#### Entries supplied
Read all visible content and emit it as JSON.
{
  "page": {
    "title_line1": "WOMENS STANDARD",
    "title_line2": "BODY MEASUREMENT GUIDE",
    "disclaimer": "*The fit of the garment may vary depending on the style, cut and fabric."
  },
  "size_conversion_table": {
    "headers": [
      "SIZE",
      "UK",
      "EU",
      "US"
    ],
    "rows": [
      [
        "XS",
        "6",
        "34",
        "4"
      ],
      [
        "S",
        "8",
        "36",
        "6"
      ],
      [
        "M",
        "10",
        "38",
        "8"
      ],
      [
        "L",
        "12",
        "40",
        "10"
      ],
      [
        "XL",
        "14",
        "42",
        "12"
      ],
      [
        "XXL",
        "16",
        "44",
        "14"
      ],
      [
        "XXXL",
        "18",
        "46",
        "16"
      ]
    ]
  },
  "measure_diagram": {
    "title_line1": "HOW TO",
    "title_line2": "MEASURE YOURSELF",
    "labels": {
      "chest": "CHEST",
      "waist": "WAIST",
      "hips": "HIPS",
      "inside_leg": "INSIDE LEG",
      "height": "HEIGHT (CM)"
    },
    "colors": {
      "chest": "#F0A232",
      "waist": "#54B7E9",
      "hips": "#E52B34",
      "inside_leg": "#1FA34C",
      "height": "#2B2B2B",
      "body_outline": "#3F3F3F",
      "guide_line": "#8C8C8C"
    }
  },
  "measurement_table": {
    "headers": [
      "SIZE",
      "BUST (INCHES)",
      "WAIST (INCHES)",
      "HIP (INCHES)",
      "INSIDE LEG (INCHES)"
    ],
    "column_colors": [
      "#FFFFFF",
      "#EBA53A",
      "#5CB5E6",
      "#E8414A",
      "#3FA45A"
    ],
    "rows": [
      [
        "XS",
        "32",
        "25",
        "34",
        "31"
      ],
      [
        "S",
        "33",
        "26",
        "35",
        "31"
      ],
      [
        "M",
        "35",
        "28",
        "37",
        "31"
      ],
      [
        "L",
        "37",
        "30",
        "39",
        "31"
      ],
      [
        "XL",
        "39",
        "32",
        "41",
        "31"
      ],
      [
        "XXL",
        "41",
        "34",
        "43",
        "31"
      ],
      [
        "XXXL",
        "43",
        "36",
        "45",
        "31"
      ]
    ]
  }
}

#### What you should do
Extract all lines of the records above that include "INCHES".

#### Problem solution
      "BUST (INCHES)",
      "WAIST (INCHES)",
      "HIP (INCHES)",
      "INSIDE LEG (INCHES)"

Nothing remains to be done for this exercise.